> TASK INSTRUCTIONS
Quote the records in full and leave their pictures out.

> DATA FOR ANALYSIS
-*-*-
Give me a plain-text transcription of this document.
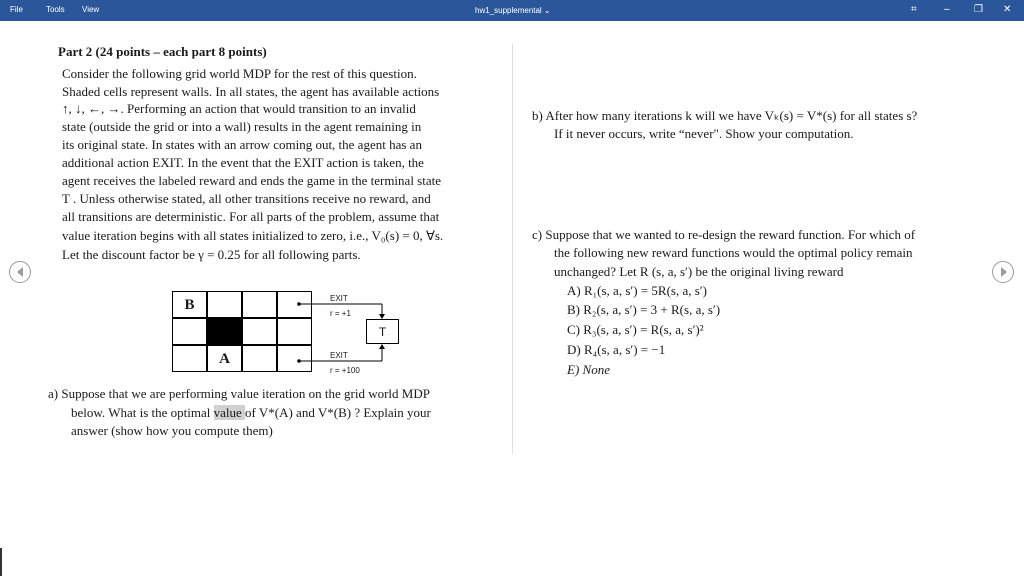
File	Tools View	hw1_supplemental ⌄	⌗	– ❐ ✕
Part 2 (24 points – each part 8 points)
Consider the following grid world MDP for the rest of this question.
Shaded cells represent walls. In all states, the agent has available actions
↑, ↓, ←, →. Performing an action that would transition to an invalid
state (outside the grid or into a wall) results in the agent remaining in
its original state. In states with an arrow coming out, the agent has an
additional action EXIT. In the event that the EXIT action is taken, the
agent receives the labeled reward and ends the game in the terminal state
T . Unless otherwise stated, all other transitions receive no reward, and
all transitions are deterministic. For all parts of the problem, assume that
value iteration begins with all states initialized to zero, i.e., V₀(s) = 0, ∀s.
Let the discount factor be γ = 0.25 for all following parts.
B
A
EXIT
r = +1
T
EXIT
r = +100
a) Suppose that we are performing value iteration on the grid world MDP
below. What is the optimal value of V*(A) and V*(B) ? Explain your
answer (show how you compute them)
b) After how many iterations k will we have Vₖ(s) = V*(s) for all states s?
If it never occurs, write “never". Show your computation.
c) Suppose that we wanted to re-design the reward function. For which of
the following new reward functions would the optimal policy remain
unchanged? Let R (s, a, s′) be the original living reward
A) R₁(s, a, s′) = 5R(s, a, s′)
B) R₂(s, a, s′) = 3 + R(s, a, s′)
C) R₃(s, a, s′) = R(s, a, s′)²
D) R₄(s, a, s′) = −1
E) None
-*-*-
> RESULT BELOW
Give me a plain-text transcription of this document.
File	Tools View	hw1_supplemental ⌄	⌗	– ❐ ✕
Part 2 (24 points – each part 8 points)
Consider the following grid world MDP for the rest of this question.
Shaded cells represent walls. In all states, the agent has available actions
↑, ↓, ←, →. Performing an action that would transition to an invalid
state (outside the grid or into a wall) results in the agent remaining in
its original state. In states with an arrow coming out, the agent has an
additional action EXIT. In the event that the EXIT action is taken, the
agent receives the labeled reward and ends the game in the terminal state
T . Unless otherwise stated, all other transitions receive no reward, and
all transitions are deterministic. For all parts of the problem, assume that
value iteration begins with all states initialized to zero, i.e., V₀(s) = 0, ∀s.
Let the discount factor be γ = 0.25 for all following parts.
B
A
EXIT
r = +1
T
EXIT
r = +100
a) Suppose that we are performing value iteration on the grid world MDP
below. What is the optimal value of V*(A) and V*(B) ? Explain your
answer (show how you compute them)
b) After how many iterations k will we have Vₖ(s) = V*(s) for all states s?
If it never occurs, write “never". Show your computation.
c) Suppose that we wanted to re-design the reward function. For which of
the following new reward functions would the optimal policy remain
unchanged? Let R (s, a, s′) be the original living reward
A) R₁(s, a, s′) = 5R(s, a, s′)
B) R₂(s, a, s′) = 3 + R(s, a, s′)
C) R₃(s, a, s′) = R(s, a, s′)²
D) R₄(s, a, s′) = −1
E) None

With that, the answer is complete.